• [Short task]: Reproduce the records that follow in full, excluding any picture they contain.

• [Input records]:
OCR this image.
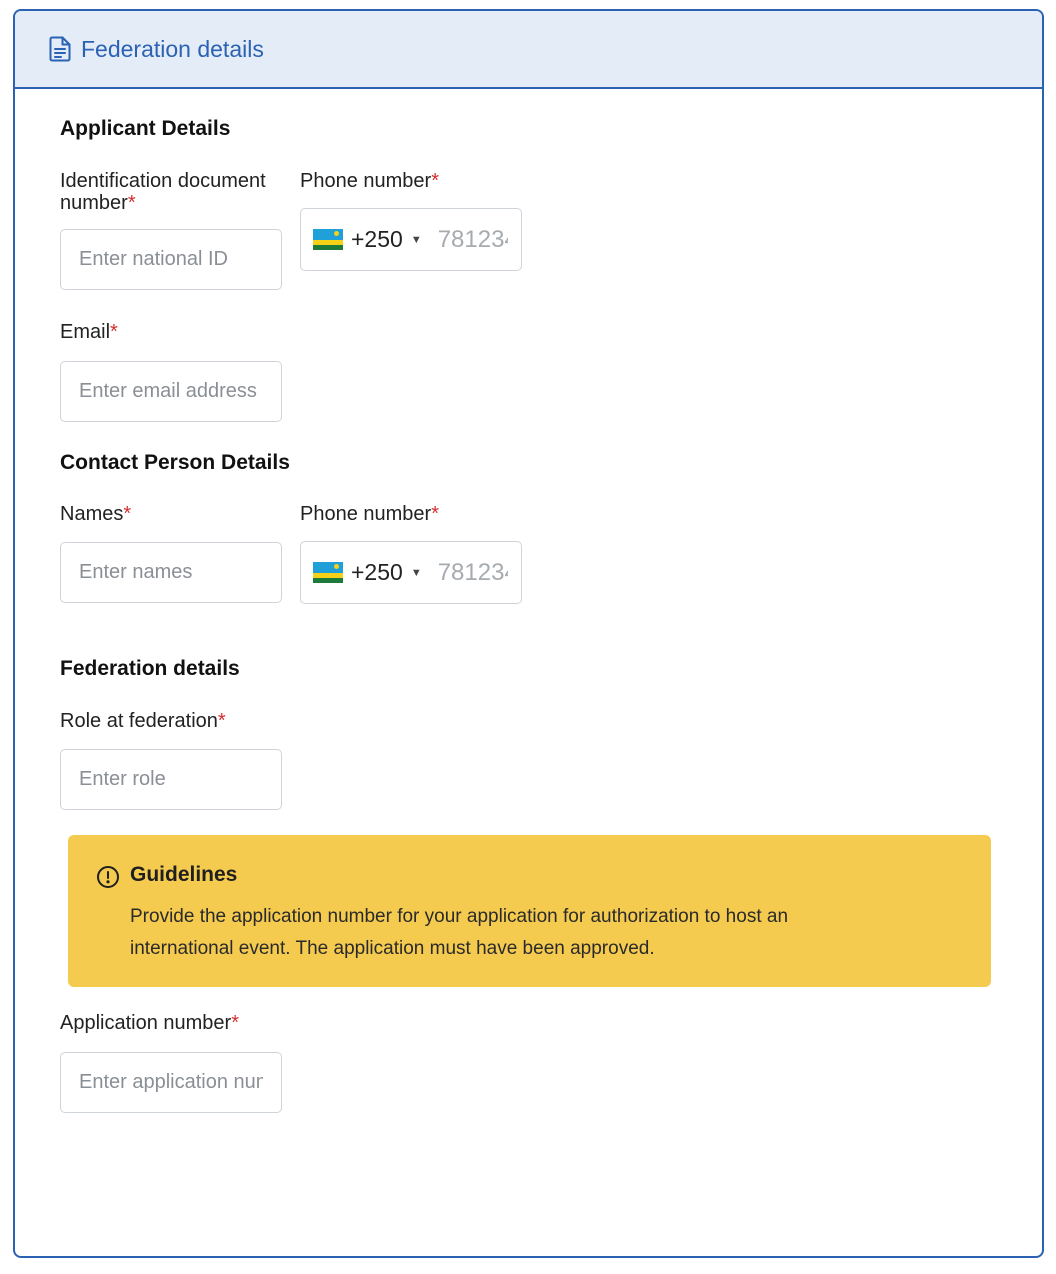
Federation details
Applicant Details
Identification document number*
Enter national ID
Phone number*
+250 ▼
781234567
Email*
Enter email address
Contact Person Details
Names*
Enter names	Phone number*
+250 ▼
781234567
Federation details
Role at federation*
Enter role
Guidelines
Provide the application number for your application for authorization to host an international event. The application must have been approved.
Application number*
Enter application number
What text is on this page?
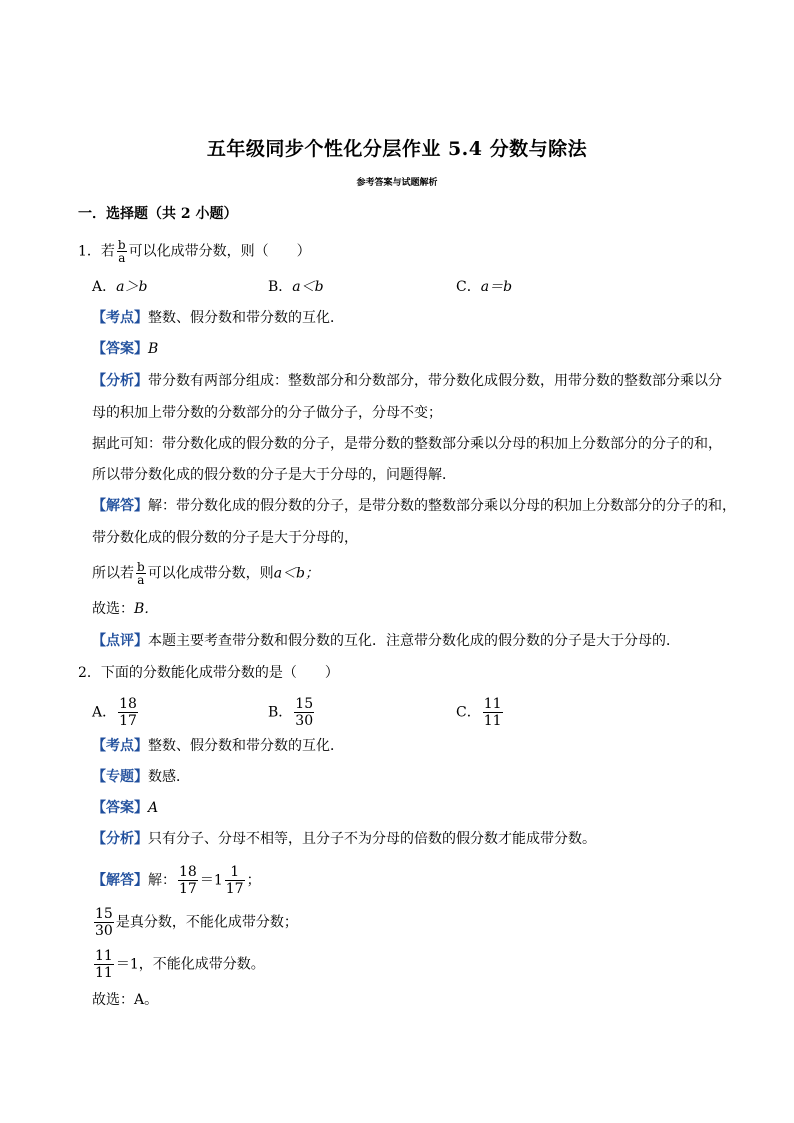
五年级同步个性化分层作业 5.4 分数与除法
参考答案与试题解析
一．选择题（共 2 小题）
1．若 $\frac{b}{a}$ 可以化成带分数，则（　　）
A．a＞b	B．a＜b	C．a＝b
【考点】整数、假分数和带分数的互化．
【答案】B
【分析】带分数有两部分组成：整数部分和分数部分，带分数化成假分数，用带分数的整数部分乘以分
母的积加上带分数的分数部分的分子做分子，分母不变；
据此可知：带分数化成的假分数的分子，是带分数的整数部分乘以分母的积加上分数部分的分子的和，
所以带分数化成的假分数的分子是大于分母的，问题得解．
【解答】解：带分数化成的假分数的分子，是带分数的整数部分乘以分母的积加上分数部分的分子的和，
带分数化成的假分数的分子是大于分母的，
所以若 $\frac{b}{a}$ 可以化成带分数，则a＜b；
故选：B．
【点评】本题主要考查带分数和假分数的互化．注意带分数化成的假分数的分子是大于分母的．
2．下面的分数能化成带分数的是（　　）
A． $\frac{18}{17}$	B． $\frac{15}{30}$	C． $\frac{11}{11}$
【考点】整数、假分数和带分数的互化．
【专题】数感．
【答案】A
【分析】只有分子、分母不相等，且分子不为分母的倍数的假分数才能成带分数。
【解答】解： $\frac{18}{17} =1 \frac{1}{17}$ ；
$\frac{15}{30}$ 是真分数，不能化成带分数；
$\frac{11}{11} =1$，不能化成带分数。
故选：A。
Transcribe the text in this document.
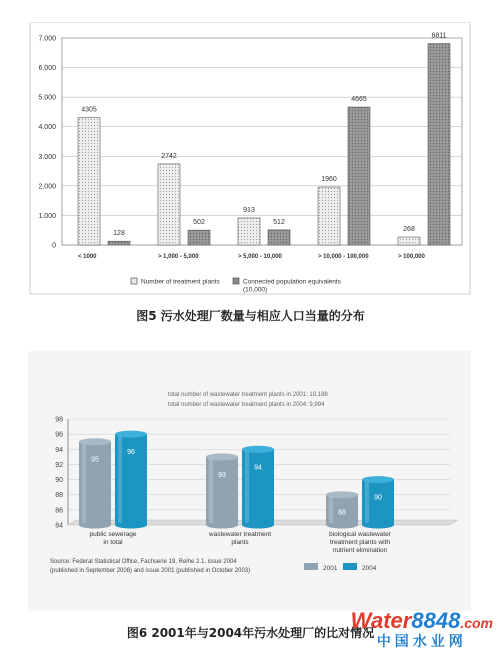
0
1.000
2.000
3.000
4.000
5.000
6.000
7.000
4305
128
2742
502
913
512
1960
4665
268
6811
< 1000	> 1,000 - 5,000	> 5,000 - 10,000	> 10,000 - 100,000	> 100,000
Number of treatment plants	Connected population equivalents
(10,000)
图5 污水处理厂数量与相应人口当量的分布
84
86
88
90
92
94
96
98
95
96
93
94
88
90
public sewerage
in total
wastewater treatment
plants
biological wastewater
treatment plants with
nutrient elimination
total number of wastewater treatment plants in 2001: 10,188
total number of wastewater treatment plants in 2004: 9,994
Source: Federal Statistical Office, Fachserie 19, Reihe 2.1, issue 2004
(published in September 2006) and issue 2001 (published in October 2003)	2001	2004
图6 2001年与2004年污水处理厂的比对情况
Water8848.com
中国水业网
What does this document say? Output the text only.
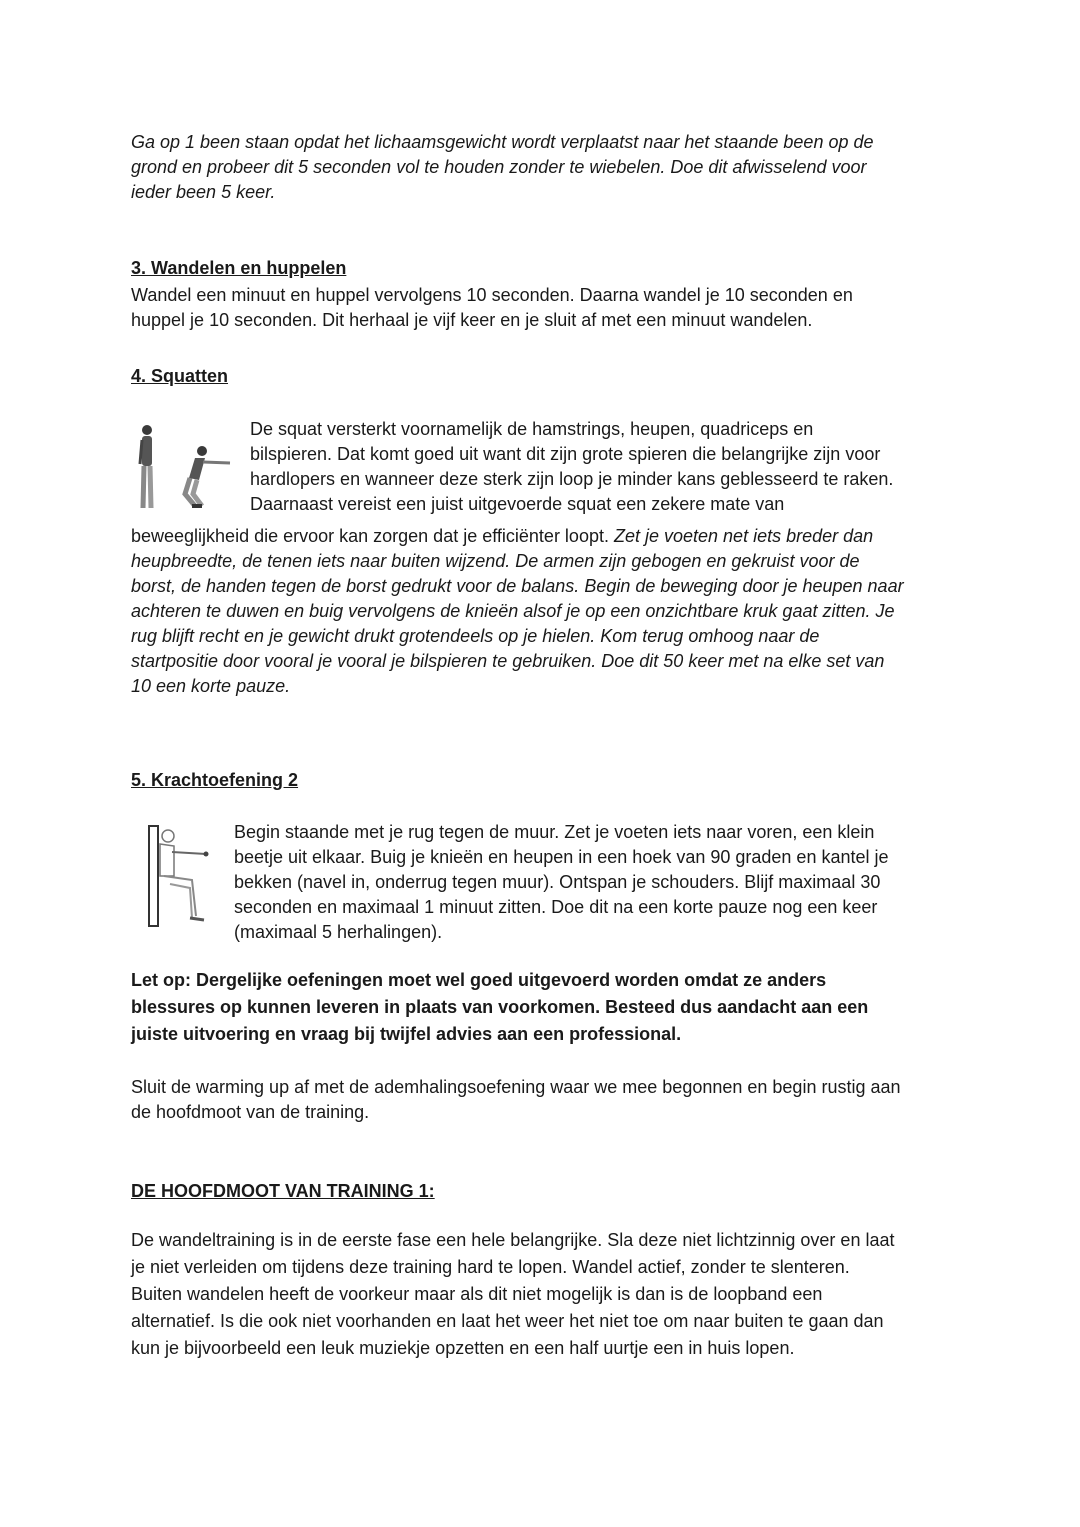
Ga op 1 been staan opdat het lichaamsgewicht wordt verplaatst naar het staande been op de
grond en probeer dit 5 seconden vol te houden zonder te wiebelen. Doe dit afwisselend voor
ieder been 5 keer.

3. Wandelen en huppelen

Wandel een minuut en huppel vervolgens 10 seconden. Daarna wandel je 10 seconden en
huppel je 10 seconden. Dit herhaal je vijf keer en je sluit af met een minuut wandelen.

4. Squatten

De squat versterkt voornamelijk de hamstrings, heupen, quadriceps en
bilspieren. Dat komt goed uit want dit zijn grote spieren die belangrijke zijn voor
hardlopers en wanneer deze sterk zijn loop je minder kans geblesseerd te raken.
Daarnaast vereist een juist uitgevoerde squat een zekere mate van

beweeglijkheid die ervoor kan zorgen dat je efficiënter loopt. Zet je voeten net iets breder dan
heupbreedte, de tenen iets naar buiten wijzend. De armen zijn gebogen en gekruist voor de
borst, de handen tegen de borst gedrukt voor de balans. Begin de beweging door je heupen naar
achteren te duwen en buig vervolgens de knieën alsof je op een onzichtbare kruk gaat zitten. Je
rug blijft recht en je gewicht drukt grotendeels op je hielen. Kom terug omhoog naar de
startpositie door vooral je vooral je bilspieren te gebruiken. Doe dit 50 keer met na elke set van
10 een korte pauze.

5. Krachtoefening 2

Begin staande met je rug tegen de muur. Zet je voeten iets naar voren, een klein
beetje uit elkaar. Buig je knieën en heupen in een hoek van 90 graden en kantel je
bekken (navel in, onderrug tegen muur). Ontspan je schouders. Blijf maximaal 30
seconden en maximaal 1 minuut zitten. Doe dit na een korte pauze nog een keer
(maximaal 5 herhalingen).

Let op: Dergelijke oefeningen moet wel goed uitgevoerd worden omdat ze anders
blessures op kunnen leveren in plaats van voorkomen. Besteed dus aandacht aan een
juiste uitvoering en vraag bij twijfel advies aan een professional.

Sluit de warming up af met de ademhalingsoefening waar we mee begonnen en begin rustig aan
de hoofdmoot van de training.

DE HOOFDMOOT VAN TRAINING 1:

De wandeltraining is in de eerste fase een hele belangrijke. Sla deze niet lichtzinnig over en laat
je niet verleiden om tijdens deze training hard te lopen. Wandel actief, zonder te slenteren.
Buiten wandelen heeft de voorkeur maar als dit niet mogelijk is dan is de loopband een
alternatief. Is die ook niet voorhanden en laat het weer het niet toe om naar buiten te gaan dan
kun je bijvoorbeeld een leuk muziekje opzetten en een half uurtje een in huis lopen.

• [Solution for this task]:
OCR this image.
Federation details
Applicant Details
Identification document number*
Enter national ID
Phone number*
+250 ▼
781234567
Email*
Enter email address
Contact Person Details
Names*
Enter names	Phone number*
+250 ▼
781234567
Federation details
Role at federation*
Enter role
Guidelines
Provide the application number for your application for authorization to host an international event. The application must have been approved.
Application number*
Enter application number
What text is on this page?
五年级同步个性化分层作业 5.4 分数与除法
参考答案与试题解析
一．选择题（共 2 小题）
1．若 $\frac{b}{a}$ 可以化成带分数，则（　　）
A．a＞b	B．a＜b	C．a＝b
【考点】整数、假分数和带分数的互化．
【答案】B
【分析】带分数有两部分组成：整数部分和分数部分，带分数化成假分数，用带分数的整数部分乘以分
母的积加上带分数的分数部分的分子做分子，分母不变；
据此可知：带分数化成的假分数的分子，是带分数的整数部分乘以分母的积加上分数部分的分子的和，
所以带分数化成的假分数的分子是大于分母的，问题得解．
【解答】解：带分数化成的假分数的分子，是带分数的整数部分乘以分母的积加上分数部分的分子的和，
带分数化成的假分数的分子是大于分母的，
所以若 $\frac{b}{a}$ 可以化成带分数，则a＜b；
故选：B．
【点评】本题主要考查带分数和假分数的互化．注意带分数化成的假分数的分子是大于分母的．
2．下面的分数能化成带分数的是（　　）
A． $\frac{18}{17}$	B． $\frac{15}{30}$	C． $\frac{11}{11}$
【考点】整数、假分数和带分数的互化．
【专题】数感．
【答案】A
【分析】只有分子、分母不相等，且分子不为分母的倍数的假分数才能成带分数。
【解答】解： $\frac{18}{17} =1 \frac{1}{17}$ ；
$\frac{15}{30}$ 是真分数，不能化成带分数；
$\frac{11}{11} =1$，不能化成带分数。
故选：A。
Transcribe the text in this document.
0
1.000
2.000
3.000
4.000
5.000
6.000
7.000
4305
128
2742
502
913
512
1960
4665
268
6811
< 1000	> 1,000 - 5,000	> 5,000 - 10,000	> 10,000 - 100,000	> 100,000
Number of treatment plants	Connected population equivalents
(10,000)
图5 污水处理厂数量与相应人口当量的分布
84
86
88
90
92
94
96
98
95
96
93
94
88
90
public sewerage
in total
wastewater treatment
plants
biological wastewater
treatment plants with
nutrient elimination
total number of wastewater treatment plants in 2001: 10,188
total number of wastewater treatment plants in 2004: 9,994
Source: Federal Statistical Office, Fachserie 19, Reihe 2.1, issue 2004
(published in September 2006) and issue 2001 (published in October 2003)	2001	2004
图6 2001年与2004年污水处理厂的比对情况
Water8848.com
中国水业网
What does this document say? Output the text only.
Ga op 1 been staan opdat het lichaamsgewicht wordt verplaatst naar het staande been op de
grond en probeer dit 5 seconden vol te houden zonder te wiebelen. Doe dit afwisselend voor
ieder been 5 keer.

3. Wandelen en huppelen

Wandel een minuut en huppel vervolgens 10 seconden. Daarna wandel je 10 seconden en
huppel je 10 seconden. Dit herhaal je vijf keer en je sluit af met een minuut wandelen.

4. Squatten

De squat versterkt voornamelijk de hamstrings, heupen, quadriceps en
bilspieren. Dat komt goed uit want dit zijn grote spieren die belangrijke zijn voor
hardlopers en wanneer deze sterk zijn loop je minder kans geblesseerd te raken.
Daarnaast vereist een juist uitgevoerde squat een zekere mate van

beweeglijkheid die ervoor kan zorgen dat je efficiënter loopt. Zet je voeten net iets breder dan
heupbreedte, de tenen iets naar buiten wijzend. De armen zijn gebogen en gekruist voor de
borst, de handen tegen de borst gedrukt voor de balans. Begin de beweging door je heupen naar
achteren te duwen en buig vervolgens de knieën alsof je op een onzichtbare kruk gaat zitten. Je
rug blijft recht en je gewicht drukt grotendeels op je hielen. Kom terug omhoog naar de
startpositie door vooral je vooral je bilspieren te gebruiken. Doe dit 50 keer met na elke set van
10 een korte pauze.

5. Krachtoefening 2

Begin staande met je rug tegen de muur. Zet je voeten iets naar voren, een klein
beetje uit elkaar. Buig je knieën en heupen in een hoek van 90 graden en kantel je
bekken (navel in, onderrug tegen muur). Ontspan je schouders. Blijf maximaal 30
seconden en maximaal 1 minuut zitten. Doe dit na een korte pauze nog een keer
(maximaal 5 herhalingen).

Let op: Dergelijke oefeningen moet wel goed uitgevoerd worden omdat ze anders
blessures op kunnen leveren in plaats van voorkomen. Besteed dus aandacht aan een
juiste uitvoering en vraag bij twijfel advies aan een professional.

Sluit de warming up af met de ademhalingsoefening waar we mee begonnen en begin rustig aan
de hoofdmoot van de training.

DE HOOFDMOOT VAN TRAINING 1:

De wandeltraining is in de eerste fase een hele belangrijke. Sla deze niet lichtzinnig over en laat
je niet verleiden om tijdens deze training hard te lopen. Wandel actief, zonder te slenteren.
Buiten wandelen heeft de voorkeur maar als dit niet mogelijk is dan is de loopband een
alternatief. Is die ook niet voorhanden en laat het weer het niet toe om naar buiten te gaan dan
kun je bijvoorbeeld een leuk muziekje opzetten en een half uurtje een in huis lopen.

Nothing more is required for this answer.